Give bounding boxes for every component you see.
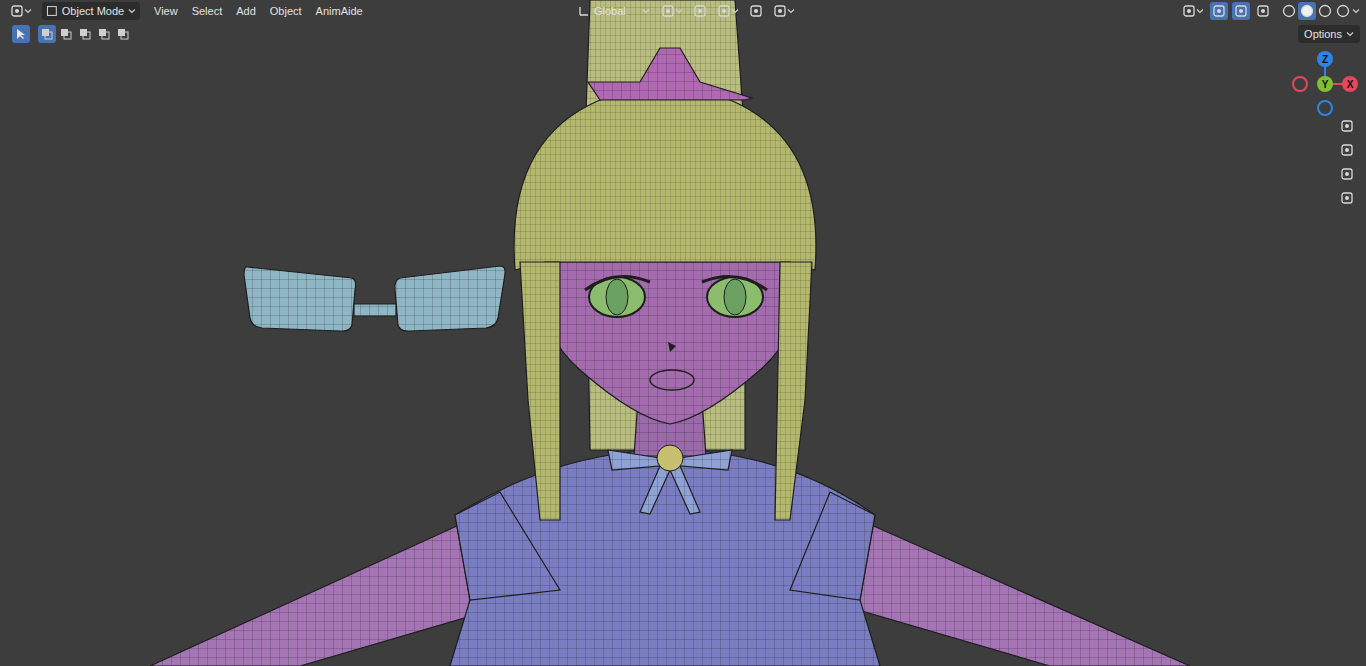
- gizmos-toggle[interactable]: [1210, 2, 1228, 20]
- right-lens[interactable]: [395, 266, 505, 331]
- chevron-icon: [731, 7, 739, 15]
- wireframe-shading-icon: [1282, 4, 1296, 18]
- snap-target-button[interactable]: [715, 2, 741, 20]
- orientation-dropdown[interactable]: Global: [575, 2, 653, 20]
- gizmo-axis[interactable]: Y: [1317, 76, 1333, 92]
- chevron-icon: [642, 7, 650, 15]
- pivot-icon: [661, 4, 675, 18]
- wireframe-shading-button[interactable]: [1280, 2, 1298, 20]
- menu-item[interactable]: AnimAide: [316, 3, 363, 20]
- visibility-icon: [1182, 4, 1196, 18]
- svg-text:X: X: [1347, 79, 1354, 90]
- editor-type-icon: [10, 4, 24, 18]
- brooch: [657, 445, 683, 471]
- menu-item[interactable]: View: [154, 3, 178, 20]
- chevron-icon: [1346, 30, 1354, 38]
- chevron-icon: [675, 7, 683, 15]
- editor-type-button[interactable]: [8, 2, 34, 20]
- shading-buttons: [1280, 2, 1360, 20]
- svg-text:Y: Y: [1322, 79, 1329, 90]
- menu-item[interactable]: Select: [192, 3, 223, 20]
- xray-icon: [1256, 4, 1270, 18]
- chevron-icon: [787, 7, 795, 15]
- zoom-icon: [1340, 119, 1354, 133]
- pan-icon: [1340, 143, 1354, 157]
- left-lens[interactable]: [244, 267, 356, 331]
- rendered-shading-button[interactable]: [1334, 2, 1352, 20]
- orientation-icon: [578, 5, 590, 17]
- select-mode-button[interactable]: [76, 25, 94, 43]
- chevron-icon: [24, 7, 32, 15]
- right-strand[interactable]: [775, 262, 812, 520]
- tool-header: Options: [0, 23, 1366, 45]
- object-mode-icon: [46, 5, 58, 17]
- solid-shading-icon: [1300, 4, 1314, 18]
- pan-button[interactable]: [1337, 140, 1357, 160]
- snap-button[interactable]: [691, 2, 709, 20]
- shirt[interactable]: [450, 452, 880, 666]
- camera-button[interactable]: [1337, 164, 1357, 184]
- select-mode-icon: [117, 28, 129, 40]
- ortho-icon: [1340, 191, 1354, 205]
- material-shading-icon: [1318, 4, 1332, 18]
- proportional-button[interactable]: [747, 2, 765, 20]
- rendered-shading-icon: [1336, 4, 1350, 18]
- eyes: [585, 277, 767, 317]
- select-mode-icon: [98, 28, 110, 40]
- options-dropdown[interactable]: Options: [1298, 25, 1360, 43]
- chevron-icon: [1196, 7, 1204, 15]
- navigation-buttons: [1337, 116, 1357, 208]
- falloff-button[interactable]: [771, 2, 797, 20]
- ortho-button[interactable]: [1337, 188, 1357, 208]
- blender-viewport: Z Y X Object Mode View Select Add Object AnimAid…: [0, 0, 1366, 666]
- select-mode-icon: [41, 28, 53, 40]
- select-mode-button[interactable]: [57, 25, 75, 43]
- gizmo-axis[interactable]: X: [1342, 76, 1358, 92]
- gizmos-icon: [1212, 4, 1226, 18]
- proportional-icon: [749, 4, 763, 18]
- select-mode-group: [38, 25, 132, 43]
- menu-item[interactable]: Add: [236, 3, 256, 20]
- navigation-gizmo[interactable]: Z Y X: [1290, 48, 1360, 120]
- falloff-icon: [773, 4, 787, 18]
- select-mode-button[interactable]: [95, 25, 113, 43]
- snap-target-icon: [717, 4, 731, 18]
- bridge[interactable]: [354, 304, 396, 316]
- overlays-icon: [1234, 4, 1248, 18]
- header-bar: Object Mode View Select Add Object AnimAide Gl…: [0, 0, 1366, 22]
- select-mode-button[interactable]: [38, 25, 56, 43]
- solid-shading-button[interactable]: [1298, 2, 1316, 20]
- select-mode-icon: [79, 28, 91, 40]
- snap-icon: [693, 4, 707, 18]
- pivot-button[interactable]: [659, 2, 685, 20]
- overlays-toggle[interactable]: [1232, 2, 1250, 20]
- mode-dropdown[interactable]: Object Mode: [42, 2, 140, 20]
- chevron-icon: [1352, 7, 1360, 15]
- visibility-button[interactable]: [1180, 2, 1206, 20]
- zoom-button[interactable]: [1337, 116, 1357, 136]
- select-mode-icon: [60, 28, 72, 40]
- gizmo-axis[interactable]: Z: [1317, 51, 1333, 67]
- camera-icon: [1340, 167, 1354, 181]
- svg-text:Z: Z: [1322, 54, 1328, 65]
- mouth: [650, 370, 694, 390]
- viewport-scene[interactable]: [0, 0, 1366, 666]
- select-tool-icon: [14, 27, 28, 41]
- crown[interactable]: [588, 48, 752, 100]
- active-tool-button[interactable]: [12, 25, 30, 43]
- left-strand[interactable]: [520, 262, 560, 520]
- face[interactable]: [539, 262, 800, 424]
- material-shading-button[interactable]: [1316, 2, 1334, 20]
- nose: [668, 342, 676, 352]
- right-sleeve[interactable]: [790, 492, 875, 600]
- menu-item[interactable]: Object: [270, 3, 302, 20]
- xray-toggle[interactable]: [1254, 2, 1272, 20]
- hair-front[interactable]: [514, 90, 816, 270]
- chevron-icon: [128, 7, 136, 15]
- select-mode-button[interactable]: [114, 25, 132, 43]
☆ ☆ ☆ ☆ ☆ ☆ ☆
◆ **AIM**
Copy out all of the entries above word for word, leaving out the pictures.

◆ **EXERCISE ANSWER**
Give bounding boxes for every component you see.
- gizmos-toggle[interactable]: [1210, 2, 1228, 20]
- right-lens[interactable]: [395, 266, 505, 331]
- chevron-icon: [731, 7, 739, 15]
- wireframe-shading-icon: [1282, 4, 1296, 18]
- snap-target-button[interactable]: [715, 2, 741, 20]
- orientation-dropdown[interactable]: Global: [575, 2, 653, 20]
- gizmo-axis[interactable]: Y: [1317, 76, 1333, 92]
- chevron-icon: [642, 7, 650, 15]
- pivot-icon: [661, 4, 675, 18]
- wireframe-shading-button[interactable]: [1280, 2, 1298, 20]
- menu-item[interactable]: AnimAide: [316, 3, 363, 20]
- visibility-icon: [1182, 4, 1196, 18]
- svg-text:X: X: [1347, 79, 1354, 90]
- editor-type-icon: [10, 4, 24, 18]
- brooch: [657, 445, 683, 471]
- menu-item[interactable]: View: [154, 3, 178, 20]
- chevron-icon: [1346, 30, 1354, 38]
- chevron-icon: [675, 7, 683, 15]
- editor-type-button[interactable]: [8, 2, 34, 20]
- shading-buttons: [1280, 2, 1360, 20]
- svg-text:Y: Y: [1322, 79, 1329, 90]
- menu-item[interactable]: Select: [192, 3, 223, 20]
- xray-icon: [1256, 4, 1270, 18]
- chevron-icon: [787, 7, 795, 15]
- zoom-icon: [1340, 119, 1354, 133]
- pan-icon: [1340, 143, 1354, 157]
- left-lens[interactable]: [244, 267, 356, 331]
- rendered-shading-button[interactable]: [1334, 2, 1352, 20]
- orientation-icon: [578, 5, 590, 17]
- select-mode-button[interactable]: [76, 25, 94, 43]
- chevron-icon: [24, 7, 32, 15]
- right-strand[interactable]: [775, 262, 812, 520]
- tool-header: Options: [0, 23, 1366, 45]
- object-mode-icon: [46, 5, 58, 17]
- solid-shading-icon: [1300, 4, 1314, 18]
- pan-button[interactable]: [1337, 140, 1357, 160]
- snap-button[interactable]: [691, 2, 709, 20]
- shirt[interactable]: [450, 452, 880, 666]
- camera-button[interactable]: [1337, 164, 1357, 184]
- select-mode-icon: [117, 28, 129, 40]
- ortho-icon: [1340, 191, 1354, 205]
- material-shading-icon: [1318, 4, 1332, 18]
- proportional-button[interactable]: [747, 2, 765, 20]
- rendered-shading-icon: [1336, 4, 1350, 18]
- eyes: [585, 277, 767, 317]
- select-mode-icon: [98, 28, 110, 40]
- options-dropdown[interactable]: Options: [1298, 25, 1360, 43]
- chevron-icon: [1196, 7, 1204, 15]
- navigation-buttons: [1337, 116, 1357, 208]
- falloff-button[interactable]: [771, 2, 797, 20]
- ortho-button[interactable]: [1337, 188, 1357, 208]
- blender-viewport: Z Y X Object Mode View Select Add Object AnimAid…: [0, 0, 1366, 666]
- select-mode-icon: [41, 28, 53, 40]
- select-mode-button[interactable]: [57, 25, 75, 43]
- gizmo-axis[interactable]: X: [1342, 76, 1358, 92]
- gizmos-icon: [1212, 4, 1226, 18]
- proportional-icon: [749, 4, 763, 18]
- select-mode-group: [38, 25, 132, 43]
- menu-item[interactable]: Add: [236, 3, 256, 20]
- navigation-gizmo[interactable]: Z Y X: [1290, 48, 1360, 120]
- falloff-icon: [773, 4, 787, 18]
- select-mode-button[interactable]: [95, 25, 113, 43]
- snap-target-icon: [717, 4, 731, 18]
- bridge[interactable]: [354, 304, 396, 316]
- overlays-icon: [1234, 4, 1248, 18]
- header-bar: Object Mode View Select Add Object AnimAide Gl…: [0, 0, 1366, 22]
- select-mode-button[interactable]: [38, 25, 56, 43]
- solid-shading-button[interactable]: [1298, 2, 1316, 20]
- select-mode-icon: [79, 28, 91, 40]
- snap-icon: [693, 4, 707, 18]
- pivot-button[interactable]: [659, 2, 685, 20]
- overlays-toggle[interactable]: [1232, 2, 1250, 20]
- mode-dropdown[interactable]: Object Mode: [42, 2, 140, 20]
- chevron-icon: [1352, 7, 1360, 15]
- visibility-button[interactable]: [1180, 2, 1206, 20]
- zoom-button[interactable]: [1337, 116, 1357, 136]
- select-mode-icon: [60, 28, 72, 40]
- gizmo-axis[interactable]: Z: [1317, 51, 1333, 67]
- camera-icon: [1340, 167, 1354, 181]
- svg-text:Z: Z: [1322, 54, 1328, 65]
- mouth: [650, 370, 694, 390]
- viewport-scene[interactable]: [0, 0, 1366, 666]
- select-tool-icon: [14, 27, 28, 41]
- crown[interactable]: [588, 48, 752, 100]
- active-tool-button[interactable]: [12, 25, 30, 43]
- left-strand[interactable]: [520, 262, 560, 520]
- face[interactable]: [539, 262, 800, 424]
- material-shading-button[interactable]: [1316, 2, 1334, 20]
- nose: [668, 342, 676, 352]
- right-sleeve[interactable]: [790, 492, 875, 600]
- menu-item[interactable]: Object: [270, 3, 302, 20]
- xray-toggle[interactable]: [1254, 2, 1272, 20]
- hair-front[interactable]: [514, 90, 816, 270]
- chevron-icon: [128, 7, 136, 15]
- select-mode-button[interactable]: [114, 25, 132, 43]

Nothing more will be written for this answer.